WHAT IS ASKED: Go through the entries below and pick out every line with "title".

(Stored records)

>> Start

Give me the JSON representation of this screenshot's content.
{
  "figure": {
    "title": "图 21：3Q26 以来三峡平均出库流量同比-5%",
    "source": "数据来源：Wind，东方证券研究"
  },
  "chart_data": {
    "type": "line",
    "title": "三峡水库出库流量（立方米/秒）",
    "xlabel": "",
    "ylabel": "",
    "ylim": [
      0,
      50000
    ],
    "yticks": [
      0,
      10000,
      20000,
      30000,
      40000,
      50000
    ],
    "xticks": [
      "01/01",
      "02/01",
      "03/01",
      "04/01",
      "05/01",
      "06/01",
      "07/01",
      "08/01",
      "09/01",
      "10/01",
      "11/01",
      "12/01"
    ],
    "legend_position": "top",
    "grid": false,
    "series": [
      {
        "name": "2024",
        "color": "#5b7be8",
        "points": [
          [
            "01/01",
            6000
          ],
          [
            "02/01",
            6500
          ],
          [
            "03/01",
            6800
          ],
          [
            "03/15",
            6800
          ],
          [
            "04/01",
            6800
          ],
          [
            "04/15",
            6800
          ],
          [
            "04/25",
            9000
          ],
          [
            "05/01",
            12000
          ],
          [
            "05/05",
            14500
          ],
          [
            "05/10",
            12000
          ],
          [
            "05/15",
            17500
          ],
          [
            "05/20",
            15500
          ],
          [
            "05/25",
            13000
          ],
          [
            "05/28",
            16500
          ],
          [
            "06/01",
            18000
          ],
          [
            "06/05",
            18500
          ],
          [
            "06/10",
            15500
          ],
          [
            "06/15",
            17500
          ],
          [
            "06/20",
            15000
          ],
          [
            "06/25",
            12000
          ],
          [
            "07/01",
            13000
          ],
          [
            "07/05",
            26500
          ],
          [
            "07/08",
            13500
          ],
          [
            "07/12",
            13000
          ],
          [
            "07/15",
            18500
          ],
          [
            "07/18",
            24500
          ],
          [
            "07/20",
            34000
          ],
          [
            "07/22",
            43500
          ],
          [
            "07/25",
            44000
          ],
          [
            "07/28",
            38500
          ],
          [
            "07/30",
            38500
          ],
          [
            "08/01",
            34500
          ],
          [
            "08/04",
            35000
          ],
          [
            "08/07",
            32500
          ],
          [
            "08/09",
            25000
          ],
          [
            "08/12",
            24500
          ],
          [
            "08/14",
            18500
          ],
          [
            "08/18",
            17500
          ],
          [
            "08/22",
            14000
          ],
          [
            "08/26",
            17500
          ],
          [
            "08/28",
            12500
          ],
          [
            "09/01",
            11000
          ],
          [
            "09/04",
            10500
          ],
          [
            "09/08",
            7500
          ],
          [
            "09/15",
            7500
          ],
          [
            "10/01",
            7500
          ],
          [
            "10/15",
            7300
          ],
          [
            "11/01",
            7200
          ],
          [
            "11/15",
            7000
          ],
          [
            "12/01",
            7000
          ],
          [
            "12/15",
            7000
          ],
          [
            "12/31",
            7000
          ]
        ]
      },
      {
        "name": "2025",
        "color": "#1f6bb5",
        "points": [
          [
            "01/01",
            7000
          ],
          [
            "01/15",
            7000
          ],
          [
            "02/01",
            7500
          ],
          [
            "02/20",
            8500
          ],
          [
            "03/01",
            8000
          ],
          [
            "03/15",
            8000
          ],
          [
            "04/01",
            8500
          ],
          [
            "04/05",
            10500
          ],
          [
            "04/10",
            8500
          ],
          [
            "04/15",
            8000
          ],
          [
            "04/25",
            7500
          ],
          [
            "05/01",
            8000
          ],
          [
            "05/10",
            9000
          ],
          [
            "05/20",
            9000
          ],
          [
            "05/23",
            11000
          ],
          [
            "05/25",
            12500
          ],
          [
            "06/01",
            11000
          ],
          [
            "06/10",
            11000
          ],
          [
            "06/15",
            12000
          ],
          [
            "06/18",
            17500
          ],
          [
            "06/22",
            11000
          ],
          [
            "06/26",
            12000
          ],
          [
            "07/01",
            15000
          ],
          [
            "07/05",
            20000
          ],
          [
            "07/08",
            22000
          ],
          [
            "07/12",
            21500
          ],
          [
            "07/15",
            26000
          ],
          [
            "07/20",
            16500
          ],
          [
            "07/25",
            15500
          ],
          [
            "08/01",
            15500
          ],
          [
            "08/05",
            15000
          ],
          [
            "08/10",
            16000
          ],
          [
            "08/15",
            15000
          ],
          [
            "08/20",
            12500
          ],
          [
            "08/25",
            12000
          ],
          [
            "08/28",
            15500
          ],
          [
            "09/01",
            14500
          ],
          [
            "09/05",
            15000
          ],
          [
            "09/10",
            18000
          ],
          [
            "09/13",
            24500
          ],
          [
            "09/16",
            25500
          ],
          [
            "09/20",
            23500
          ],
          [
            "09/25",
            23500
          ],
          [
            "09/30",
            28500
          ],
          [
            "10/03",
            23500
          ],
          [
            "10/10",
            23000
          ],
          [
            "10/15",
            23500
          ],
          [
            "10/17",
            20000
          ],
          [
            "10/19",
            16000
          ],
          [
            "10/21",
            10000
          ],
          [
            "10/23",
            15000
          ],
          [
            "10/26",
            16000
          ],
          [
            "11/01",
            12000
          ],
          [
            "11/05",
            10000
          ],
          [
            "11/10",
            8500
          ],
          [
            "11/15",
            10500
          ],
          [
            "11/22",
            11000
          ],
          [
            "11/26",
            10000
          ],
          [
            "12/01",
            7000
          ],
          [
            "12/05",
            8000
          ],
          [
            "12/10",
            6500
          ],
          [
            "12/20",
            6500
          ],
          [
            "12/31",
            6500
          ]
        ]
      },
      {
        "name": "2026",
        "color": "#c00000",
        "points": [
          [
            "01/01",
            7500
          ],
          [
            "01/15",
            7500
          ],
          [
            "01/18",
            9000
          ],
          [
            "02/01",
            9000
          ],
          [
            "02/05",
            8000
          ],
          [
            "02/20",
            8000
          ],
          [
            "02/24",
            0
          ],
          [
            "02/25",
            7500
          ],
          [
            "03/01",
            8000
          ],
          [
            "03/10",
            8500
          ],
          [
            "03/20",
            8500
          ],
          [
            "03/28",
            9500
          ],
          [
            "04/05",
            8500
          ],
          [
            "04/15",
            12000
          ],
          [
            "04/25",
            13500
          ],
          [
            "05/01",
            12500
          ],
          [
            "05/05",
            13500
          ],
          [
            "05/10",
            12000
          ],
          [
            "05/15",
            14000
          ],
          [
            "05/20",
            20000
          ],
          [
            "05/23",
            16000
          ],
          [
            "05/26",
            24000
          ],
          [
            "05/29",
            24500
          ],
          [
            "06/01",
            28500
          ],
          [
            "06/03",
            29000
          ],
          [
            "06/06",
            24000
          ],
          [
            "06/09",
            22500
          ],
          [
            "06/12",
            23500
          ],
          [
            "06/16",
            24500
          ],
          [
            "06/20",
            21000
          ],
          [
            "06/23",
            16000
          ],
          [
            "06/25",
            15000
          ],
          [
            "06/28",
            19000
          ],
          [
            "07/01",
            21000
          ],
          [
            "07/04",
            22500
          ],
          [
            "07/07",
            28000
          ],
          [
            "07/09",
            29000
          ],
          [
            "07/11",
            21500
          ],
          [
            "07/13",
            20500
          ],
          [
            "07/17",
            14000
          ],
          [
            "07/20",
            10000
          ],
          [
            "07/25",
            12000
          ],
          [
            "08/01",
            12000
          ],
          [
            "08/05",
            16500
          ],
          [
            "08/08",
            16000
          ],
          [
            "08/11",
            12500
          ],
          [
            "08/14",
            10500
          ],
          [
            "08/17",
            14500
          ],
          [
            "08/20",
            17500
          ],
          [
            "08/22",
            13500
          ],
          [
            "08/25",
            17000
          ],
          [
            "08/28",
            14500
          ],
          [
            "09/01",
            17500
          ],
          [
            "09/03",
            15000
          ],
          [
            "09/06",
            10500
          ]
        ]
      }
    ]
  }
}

>> End

ANSWER IN FULL:
    "title": "图 21：3Q26 以来三峡平均出库流量同比-5%",
    "title": "三峡水库出库流量（立方米/秒）",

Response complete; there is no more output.